Transcribe every entry below word for word, but skip the pictures.

▶ **Records for the exercise**:
_ _ _

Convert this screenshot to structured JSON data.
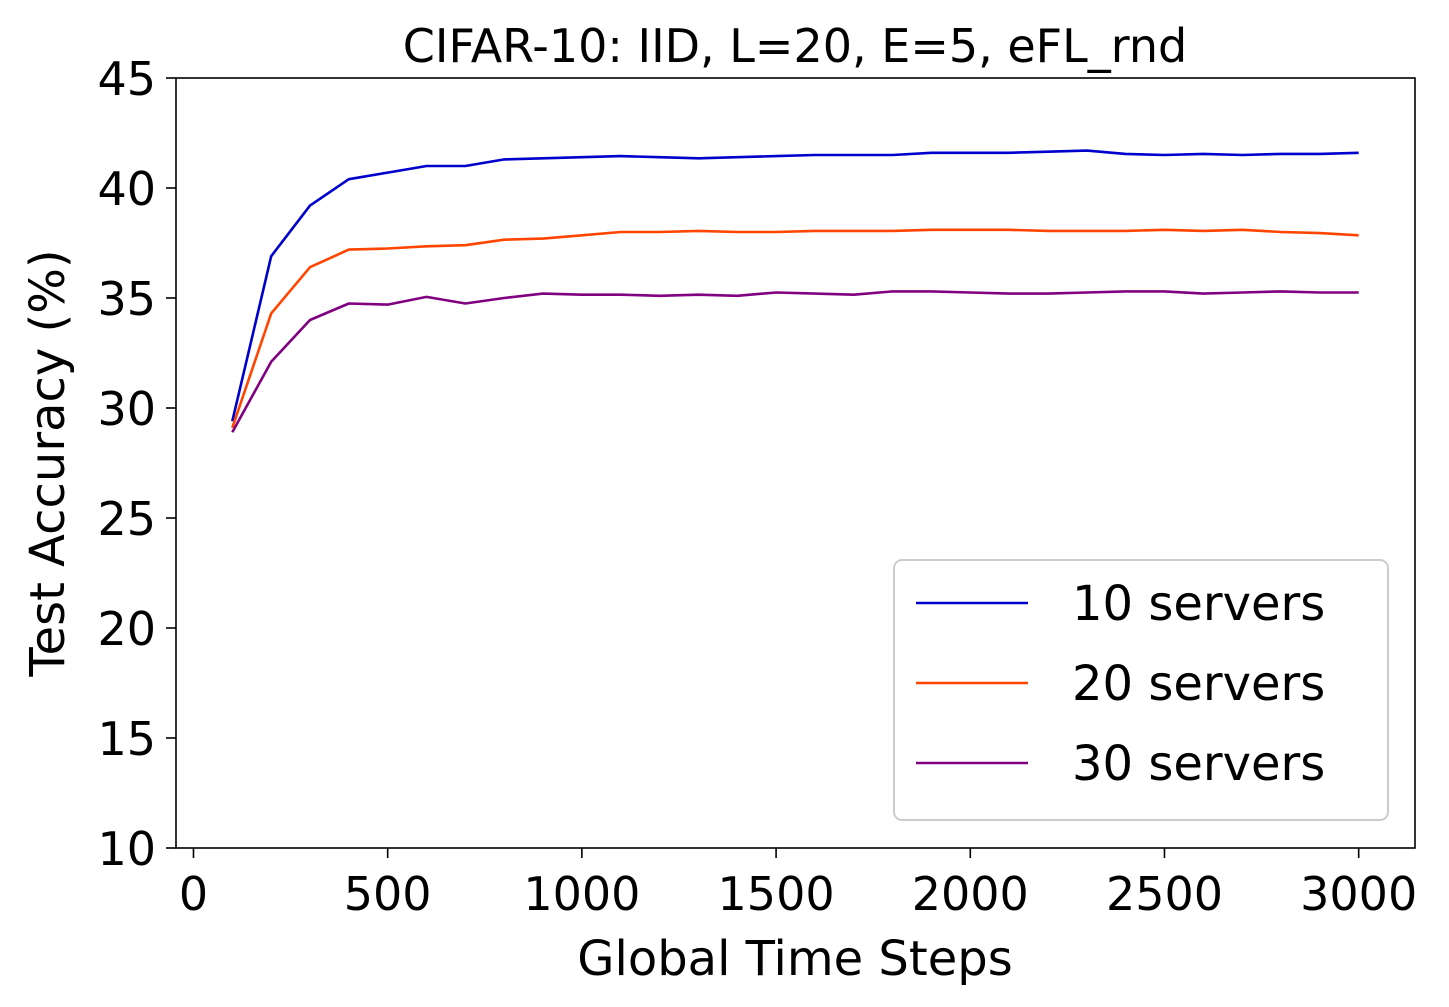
{
  "chart_data": {
    "type": "line",
    "title": "CIFAR-10: IID, L=20, E=5, eFL_rnd",
    "xlabel": "Global Time Steps",
    "ylabel": "Test Accuracy (%)",
    "xlim": [
      -45,
      3145
    ],
    "ylim": [
      10,
      45
    ],
    "xticks": [
      0,
      500,
      1000,
      1500,
      2000,
      2500,
      3000
    ],
    "yticks": [
      10,
      15,
      20,
      25,
      30,
      35,
      40,
      45
    ],
    "grid": false,
    "legend_position": "lower-right",
    "x": [
      100,
      200,
      300,
      400,
      500,
      600,
      700,
      800,
      900,
      1000,
      1100,
      1200,
      1300,
      1400,
      1500,
      1600,
      1700,
      1800,
      1900,
      2000,
      2100,
      2200,
      2300,
      2400,
      2500,
      2600,
      2700,
      2800,
      2900,
      3000
    ],
    "series": [
      {
        "name": "10 servers",
        "color": "#0000cd",
        "values": [
          29.4,
          36.9,
          39.2,
          40.4,
          40.7,
          41.0,
          41.0,
          41.3,
          41.35,
          41.4,
          41.45,
          41.4,
          41.35,
          41.4,
          41.45,
          41.5,
          41.5,
          41.5,
          41.6,
          41.6,
          41.6,
          41.65,
          41.7,
          41.55,
          41.5,
          41.55,
          41.5,
          41.55,
          41.55,
          41.6
        ]
      },
      {
        "name": "20 servers",
        "color": "#ff4500",
        "values": [
          29.1,
          34.3,
          36.4,
          37.2,
          37.25,
          37.35,
          37.4,
          37.65,
          37.7,
          37.85,
          38.0,
          38.0,
          38.05,
          38.0,
          38.0,
          38.05,
          38.05,
          38.05,
          38.1,
          38.1,
          38.1,
          38.05,
          38.05,
          38.05,
          38.1,
          38.05,
          38.1,
          38.0,
          37.95,
          37.85
        ]
      },
      {
        "name": "30 servers",
        "color": "#800080",
        "values": [
          28.9,
          32.1,
          34.0,
          34.75,
          34.7,
          35.05,
          34.75,
          35.0,
          35.2,
          35.15,
          35.15,
          35.1,
          35.15,
          35.1,
          35.25,
          35.2,
          35.15,
          35.3,
          35.3,
          35.25,
          35.2,
          35.2,
          35.25,
          35.3,
          35.3,
          35.2,
          35.25,
          35.3,
          35.25,
          35.25
        ]
      }
    ]
  }
}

_ _ _

▶ **Solution**:
Convert this screenshot to structured JSON data.
{
  "chart_data": {
    "type": "line",
    "title": "CIFAR-10: IID, L=20, E=5, eFL_rnd",
    "xlabel": "Global Time Steps",
    "ylabel": "Test Accuracy (%)",
    "xlim": [
      -45,
      3145
    ],
    "ylim": [
      10,
      45
    ],
    "xticks": [
      0,
      500,
      1000,
      1500,
      2000,
      2500,
      3000
    ],
    "yticks": [
      10,
      15,
      20,
      25,
      30,
      35,
      40,
      45
    ],
    "grid": false,
    "legend_position": "lower-right",
    "x": [
      100,
      200,
      300,
      400,
      500,
      600,
      700,
      800,
      900,
      1000,
      1100,
      1200,
      1300,
      1400,
      1500,
      1600,
      1700,
      1800,
      1900,
      2000,
      2100,
      2200,
      2300,
      2400,
      2500,
      2600,
      2700,
      2800,
      2900,
      3000
    ],
    "series": [
      {
        "name": "10 servers",
        "color": "#0000cd",
        "values": [
          29.4,
          36.9,
          39.2,
          40.4,
          40.7,
          41.0,
          41.0,
          41.3,
          41.35,
          41.4,
          41.45,
          41.4,
          41.35,
          41.4,
          41.45,
          41.5,
          41.5,
          41.5,
          41.6,
          41.6,
          41.6,
          41.65,
          41.7,
          41.55,
          41.5,
          41.55,
          41.5,
          41.55,
          41.55,
          41.6
        ]
      },
      {
        "name": "20 servers",
        "color": "#ff4500",
        "values": [
          29.1,
          34.3,
          36.4,
          37.2,
          37.25,
          37.35,
          37.4,
          37.65,
          37.7,
          37.85,
          38.0,
          38.0,
          38.05,
          38.0,
          38.0,
          38.05,
          38.05,
          38.05,
          38.1,
          38.1,
          38.1,
          38.05,
          38.05,
          38.05,
          38.1,
          38.05,
          38.1,
          38.0,
          37.95,
          37.85
        ]
      },
      {
        "name": "30 servers",
        "color": "#800080",
        "values": [
          28.9,
          32.1,
          34.0,
          34.75,
          34.7,
          35.05,
          34.75,
          35.0,
          35.2,
          35.15,
          35.15,
          35.1,
          35.15,
          35.1,
          35.25,
          35.2,
          35.15,
          35.3,
          35.3,
          35.25,
          35.2,
          35.2,
          35.25,
          35.3,
          35.3,
          35.2,
          35.25,
          35.3,
          35.25,
          35.25
        ]
      }
    ]
  }
}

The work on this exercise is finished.